— Job —
Find the line that contains "Convert this document image to plain text."; then retype it and each line after it, exactly, through the final line of the data below.

— Supplied material —
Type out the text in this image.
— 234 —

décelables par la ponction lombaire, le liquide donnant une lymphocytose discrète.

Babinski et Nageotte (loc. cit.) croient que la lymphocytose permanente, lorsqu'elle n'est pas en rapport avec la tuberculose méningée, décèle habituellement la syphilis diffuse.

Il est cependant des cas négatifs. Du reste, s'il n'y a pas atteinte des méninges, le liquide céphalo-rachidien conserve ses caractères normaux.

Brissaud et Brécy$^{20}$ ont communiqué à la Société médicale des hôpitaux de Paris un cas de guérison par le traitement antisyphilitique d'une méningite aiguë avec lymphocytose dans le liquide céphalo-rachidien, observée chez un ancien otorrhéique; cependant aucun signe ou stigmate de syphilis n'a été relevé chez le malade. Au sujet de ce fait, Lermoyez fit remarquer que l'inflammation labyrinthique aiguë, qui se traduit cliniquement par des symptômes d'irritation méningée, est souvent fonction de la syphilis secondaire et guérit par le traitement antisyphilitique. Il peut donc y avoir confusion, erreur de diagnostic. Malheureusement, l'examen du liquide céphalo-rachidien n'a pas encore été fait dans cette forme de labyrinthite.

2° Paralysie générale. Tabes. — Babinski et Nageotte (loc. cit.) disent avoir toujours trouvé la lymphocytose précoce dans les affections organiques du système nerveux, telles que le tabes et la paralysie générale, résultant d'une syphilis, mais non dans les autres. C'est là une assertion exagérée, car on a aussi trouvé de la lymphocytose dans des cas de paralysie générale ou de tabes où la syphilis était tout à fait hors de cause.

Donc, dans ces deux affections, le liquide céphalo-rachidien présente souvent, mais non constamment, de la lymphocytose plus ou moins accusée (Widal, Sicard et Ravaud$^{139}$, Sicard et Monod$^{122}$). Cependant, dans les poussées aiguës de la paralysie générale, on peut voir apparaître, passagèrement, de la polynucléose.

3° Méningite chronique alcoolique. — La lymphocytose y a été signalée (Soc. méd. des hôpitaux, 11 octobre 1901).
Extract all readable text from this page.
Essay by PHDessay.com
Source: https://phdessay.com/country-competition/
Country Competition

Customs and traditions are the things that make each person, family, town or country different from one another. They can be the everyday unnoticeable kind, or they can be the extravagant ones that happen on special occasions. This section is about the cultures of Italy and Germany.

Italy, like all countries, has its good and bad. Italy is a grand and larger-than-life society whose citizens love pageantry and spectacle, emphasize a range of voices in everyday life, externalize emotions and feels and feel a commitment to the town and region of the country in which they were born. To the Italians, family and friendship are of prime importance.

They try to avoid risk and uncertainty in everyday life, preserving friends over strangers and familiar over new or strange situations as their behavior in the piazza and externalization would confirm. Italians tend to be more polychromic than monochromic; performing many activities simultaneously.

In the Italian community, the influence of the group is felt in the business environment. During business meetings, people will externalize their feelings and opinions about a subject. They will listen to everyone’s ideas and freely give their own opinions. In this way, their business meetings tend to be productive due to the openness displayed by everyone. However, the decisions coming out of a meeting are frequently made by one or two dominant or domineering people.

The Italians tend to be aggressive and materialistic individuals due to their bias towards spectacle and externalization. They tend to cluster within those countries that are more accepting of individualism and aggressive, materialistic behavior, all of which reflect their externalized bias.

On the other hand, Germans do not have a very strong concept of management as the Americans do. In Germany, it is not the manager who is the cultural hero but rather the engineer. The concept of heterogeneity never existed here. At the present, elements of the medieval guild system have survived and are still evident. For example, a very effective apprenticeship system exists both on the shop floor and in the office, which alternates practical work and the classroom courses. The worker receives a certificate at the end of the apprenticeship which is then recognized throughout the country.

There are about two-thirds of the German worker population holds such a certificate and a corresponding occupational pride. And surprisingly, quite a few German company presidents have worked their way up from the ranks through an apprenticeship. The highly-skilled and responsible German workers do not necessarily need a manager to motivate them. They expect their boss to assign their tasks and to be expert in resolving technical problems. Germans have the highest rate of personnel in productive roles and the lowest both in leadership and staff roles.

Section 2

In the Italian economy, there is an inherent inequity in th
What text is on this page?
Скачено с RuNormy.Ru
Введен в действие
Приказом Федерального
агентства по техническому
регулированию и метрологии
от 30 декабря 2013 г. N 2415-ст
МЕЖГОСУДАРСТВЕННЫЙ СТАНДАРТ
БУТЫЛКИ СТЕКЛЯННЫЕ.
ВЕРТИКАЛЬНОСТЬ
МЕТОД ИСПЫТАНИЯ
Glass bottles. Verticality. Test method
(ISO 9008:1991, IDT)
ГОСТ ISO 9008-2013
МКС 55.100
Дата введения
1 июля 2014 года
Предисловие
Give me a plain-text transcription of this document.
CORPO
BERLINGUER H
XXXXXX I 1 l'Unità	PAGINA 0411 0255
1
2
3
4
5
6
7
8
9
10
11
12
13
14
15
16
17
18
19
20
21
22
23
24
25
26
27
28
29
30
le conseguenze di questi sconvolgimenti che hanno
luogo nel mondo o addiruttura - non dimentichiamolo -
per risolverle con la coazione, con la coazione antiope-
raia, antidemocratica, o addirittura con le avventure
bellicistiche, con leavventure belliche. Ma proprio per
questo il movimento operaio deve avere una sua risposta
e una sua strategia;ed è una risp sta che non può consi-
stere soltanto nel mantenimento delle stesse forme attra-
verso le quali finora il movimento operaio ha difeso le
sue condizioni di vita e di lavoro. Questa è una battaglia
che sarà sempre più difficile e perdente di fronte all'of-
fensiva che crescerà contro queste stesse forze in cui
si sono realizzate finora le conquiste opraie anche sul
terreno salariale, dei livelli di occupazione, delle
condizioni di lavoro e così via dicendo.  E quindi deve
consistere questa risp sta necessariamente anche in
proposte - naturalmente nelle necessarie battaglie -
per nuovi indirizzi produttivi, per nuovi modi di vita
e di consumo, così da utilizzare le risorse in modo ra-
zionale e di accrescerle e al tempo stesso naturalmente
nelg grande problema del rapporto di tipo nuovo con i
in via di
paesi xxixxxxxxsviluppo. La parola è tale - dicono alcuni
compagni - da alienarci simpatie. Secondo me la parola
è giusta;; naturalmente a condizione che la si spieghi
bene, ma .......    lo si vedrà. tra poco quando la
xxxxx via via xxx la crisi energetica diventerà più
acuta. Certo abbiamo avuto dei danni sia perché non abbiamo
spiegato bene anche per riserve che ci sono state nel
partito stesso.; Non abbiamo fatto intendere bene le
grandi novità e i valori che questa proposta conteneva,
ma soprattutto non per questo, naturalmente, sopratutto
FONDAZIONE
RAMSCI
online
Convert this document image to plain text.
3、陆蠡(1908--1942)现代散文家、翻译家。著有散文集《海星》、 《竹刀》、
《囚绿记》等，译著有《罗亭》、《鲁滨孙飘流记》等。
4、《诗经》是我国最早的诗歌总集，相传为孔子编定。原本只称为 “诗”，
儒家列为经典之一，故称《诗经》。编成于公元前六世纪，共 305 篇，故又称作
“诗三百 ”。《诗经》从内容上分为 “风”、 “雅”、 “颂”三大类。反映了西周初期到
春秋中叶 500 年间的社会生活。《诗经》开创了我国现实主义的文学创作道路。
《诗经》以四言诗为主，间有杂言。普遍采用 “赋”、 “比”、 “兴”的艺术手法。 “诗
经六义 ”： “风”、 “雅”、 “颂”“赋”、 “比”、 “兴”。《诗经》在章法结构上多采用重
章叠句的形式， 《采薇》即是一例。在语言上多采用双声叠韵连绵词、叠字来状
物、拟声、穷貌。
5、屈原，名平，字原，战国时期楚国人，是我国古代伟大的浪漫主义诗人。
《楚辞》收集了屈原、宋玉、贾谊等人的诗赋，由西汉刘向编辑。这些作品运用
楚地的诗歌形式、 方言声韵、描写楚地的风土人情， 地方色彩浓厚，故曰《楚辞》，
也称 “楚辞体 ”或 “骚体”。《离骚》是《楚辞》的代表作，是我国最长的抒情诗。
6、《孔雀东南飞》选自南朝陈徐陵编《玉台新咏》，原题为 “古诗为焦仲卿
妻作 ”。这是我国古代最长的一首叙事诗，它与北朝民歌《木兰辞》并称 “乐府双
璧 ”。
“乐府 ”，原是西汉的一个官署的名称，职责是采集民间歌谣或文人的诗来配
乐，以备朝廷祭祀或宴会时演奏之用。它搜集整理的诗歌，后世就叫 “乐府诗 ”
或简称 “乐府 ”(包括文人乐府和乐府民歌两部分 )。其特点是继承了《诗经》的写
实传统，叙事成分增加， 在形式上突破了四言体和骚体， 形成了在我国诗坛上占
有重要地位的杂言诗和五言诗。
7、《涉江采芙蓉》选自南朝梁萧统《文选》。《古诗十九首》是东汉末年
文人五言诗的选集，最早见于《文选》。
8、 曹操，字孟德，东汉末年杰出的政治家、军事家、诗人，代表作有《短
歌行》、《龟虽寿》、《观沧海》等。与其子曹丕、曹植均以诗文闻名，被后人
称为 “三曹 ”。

— Answer for this exercise —
Convert this document image to plain text.
3、陆蠡(1908--1942)现代散文家、翻译家。著有散文集《海星》、 《竹刀》、
《囚绿记》等，译著有《罗亭》、《鲁滨孙飘流记》等。
4、《诗经》是我国最早的诗歌总集，相传为孔子编定。原本只称为 “诗”，
儒家列为经典之一，故称《诗经》。编成于公元前六世纪，共 305 篇，故又称作
“诗三百 ”。《诗经》从内容上分为 “风”、 “雅”、 “颂”三大类。反映了西周初期到
春秋中叶 500 年间的社会生活。《诗经》开创了我国现实主义的文学创作道路。
《诗经》以四言诗为主，间有杂言。普遍采用 “赋”、 “比”、 “兴”的艺术手法。 “诗
经六义 ”： “风”、 “雅”、 “颂”“赋”、 “比”、 “兴”。《诗经》在章法结构上多采用重
章叠句的形式， 《采薇》即是一例。在语言上多采用双声叠韵连绵词、叠字来状
物、拟声、穷貌。
5、屈原，名平，字原，战国时期楚国人，是我国古代伟大的浪漫主义诗人。
《楚辞》收集了屈原、宋玉、贾谊等人的诗赋，由西汉刘向编辑。这些作品运用
楚地的诗歌形式、 方言声韵、描写楚地的风土人情， 地方色彩浓厚，故曰《楚辞》，
也称 “楚辞体 ”或 “骚体”。《离骚》是《楚辞》的代表作，是我国最长的抒情诗。
6、《孔雀东南飞》选自南朝陈徐陵编《玉台新咏》，原题为 “古诗为焦仲卿
妻作 ”。这是我国古代最长的一首叙事诗，它与北朝民歌《木兰辞》并称 “乐府双
璧 ”。
“乐府 ”，原是西汉的一个官署的名称，职责是采集民间歌谣或文人的诗来配
乐，以备朝廷祭祀或宴会时演奏之用。它搜集整理的诗歌，后世就叫 “乐府诗 ”
或简称 “乐府 ”(包括文人乐府和乐府民歌两部分 )。其特点是继承了《诗经》的写
实传统，叙事成分增加， 在形式上突破了四言体和骚体， 形成了在我国诗坛上占
有重要地位的杂言诗和五言诗。
7、《涉江采芙蓉》选自南朝梁萧统《文选》。《古诗十九首》是东汉末年
文人五言诗的选集，最早见于《文选》。
8、 曹操，字孟德，东汉末年杰出的政治家、军事家、诗人，代表作有《短
歌行》、《龟虽寿》、《观沧海》等。与其子曹丕、曹植均以诗文闻名，被后人
称为 “三曹 ”。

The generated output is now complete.